───── EXERCISE INPUT ─────

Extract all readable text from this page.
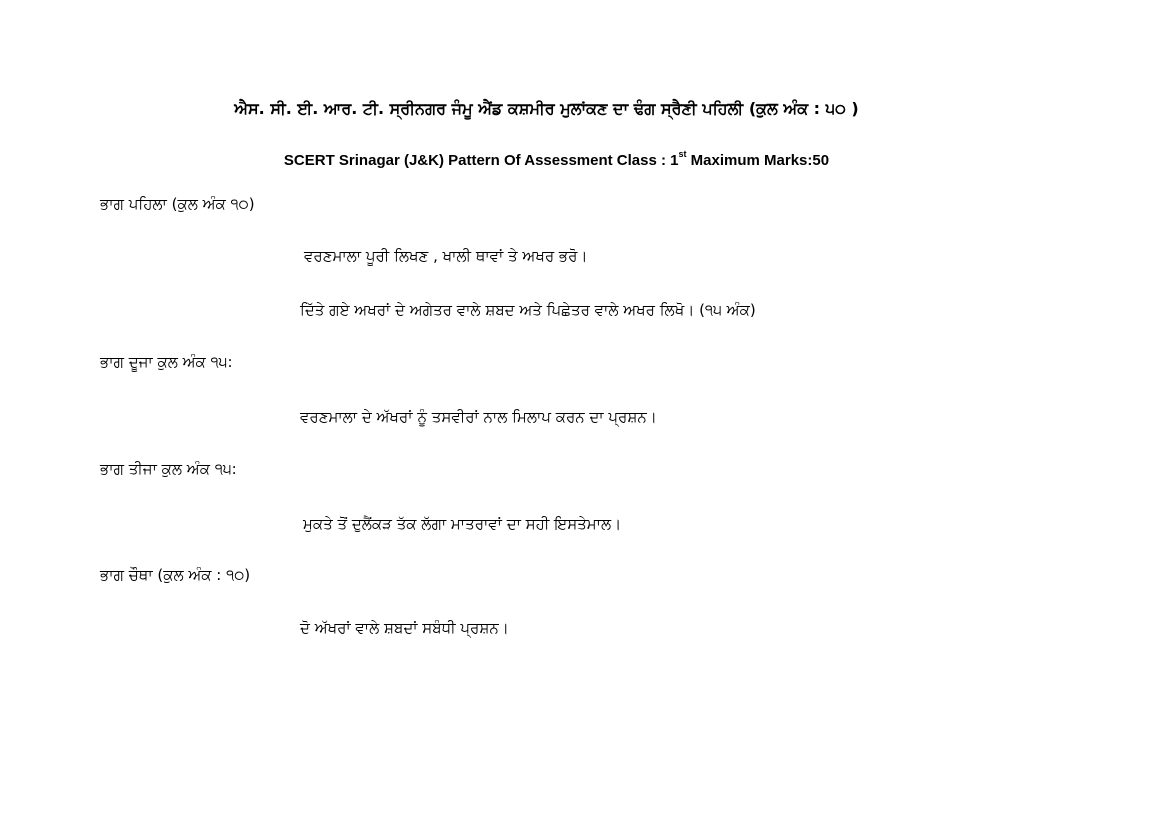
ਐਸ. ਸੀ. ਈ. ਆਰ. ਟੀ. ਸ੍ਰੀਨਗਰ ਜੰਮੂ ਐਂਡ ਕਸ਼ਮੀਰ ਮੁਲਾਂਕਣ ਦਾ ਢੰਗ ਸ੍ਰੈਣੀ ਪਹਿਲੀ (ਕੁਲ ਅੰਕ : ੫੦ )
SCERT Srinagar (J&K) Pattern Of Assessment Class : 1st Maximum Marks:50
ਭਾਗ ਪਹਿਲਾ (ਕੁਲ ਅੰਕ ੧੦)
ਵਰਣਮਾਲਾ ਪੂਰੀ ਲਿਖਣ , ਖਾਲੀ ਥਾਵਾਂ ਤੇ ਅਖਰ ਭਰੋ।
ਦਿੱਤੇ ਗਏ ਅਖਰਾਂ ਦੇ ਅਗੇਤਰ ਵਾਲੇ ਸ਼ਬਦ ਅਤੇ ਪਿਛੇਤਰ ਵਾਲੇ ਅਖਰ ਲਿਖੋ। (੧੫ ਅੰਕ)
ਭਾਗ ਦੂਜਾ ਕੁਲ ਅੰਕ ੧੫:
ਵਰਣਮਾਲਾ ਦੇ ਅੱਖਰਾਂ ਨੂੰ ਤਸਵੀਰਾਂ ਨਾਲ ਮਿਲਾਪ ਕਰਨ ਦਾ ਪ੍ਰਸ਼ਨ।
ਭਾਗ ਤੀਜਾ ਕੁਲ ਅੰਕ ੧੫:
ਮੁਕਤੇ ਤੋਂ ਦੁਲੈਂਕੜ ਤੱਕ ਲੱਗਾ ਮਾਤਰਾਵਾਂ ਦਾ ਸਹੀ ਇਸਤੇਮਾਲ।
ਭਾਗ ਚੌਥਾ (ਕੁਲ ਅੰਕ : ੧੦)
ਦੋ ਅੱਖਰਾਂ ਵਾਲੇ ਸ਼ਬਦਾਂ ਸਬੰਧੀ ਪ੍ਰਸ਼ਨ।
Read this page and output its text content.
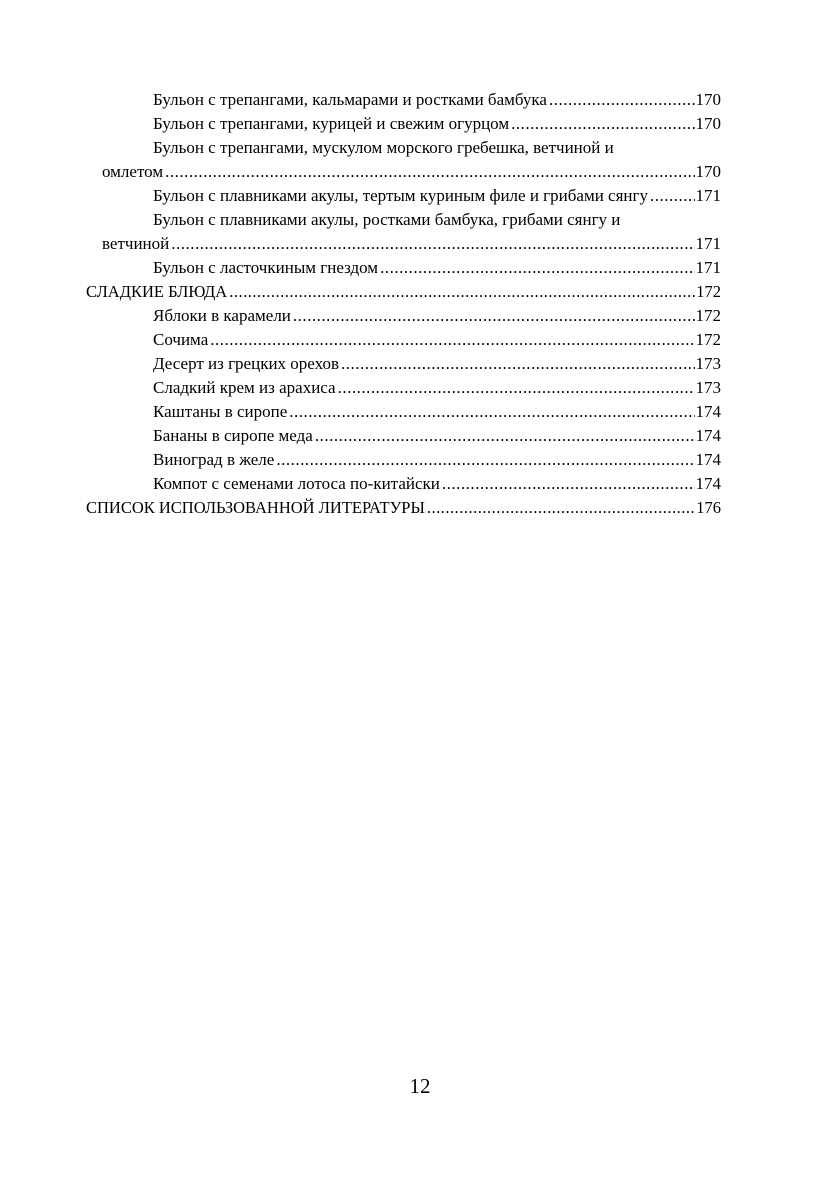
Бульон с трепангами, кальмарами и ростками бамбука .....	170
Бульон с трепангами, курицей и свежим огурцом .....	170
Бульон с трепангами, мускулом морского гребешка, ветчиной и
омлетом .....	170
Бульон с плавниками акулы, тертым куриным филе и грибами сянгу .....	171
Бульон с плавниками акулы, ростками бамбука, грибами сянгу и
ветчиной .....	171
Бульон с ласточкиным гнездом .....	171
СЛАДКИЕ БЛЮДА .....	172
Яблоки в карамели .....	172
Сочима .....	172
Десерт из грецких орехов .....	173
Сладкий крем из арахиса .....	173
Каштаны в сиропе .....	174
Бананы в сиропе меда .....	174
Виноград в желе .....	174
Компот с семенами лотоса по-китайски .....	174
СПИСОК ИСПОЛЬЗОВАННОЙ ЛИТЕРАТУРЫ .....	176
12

─────

> [WRITTEN TASK]: Show all lines from the data above in which the word "сиропе" appears.

> [COMPLETED TASK]:
Каштаны в сиропе .....	174
Бананы в сиропе меда .....	174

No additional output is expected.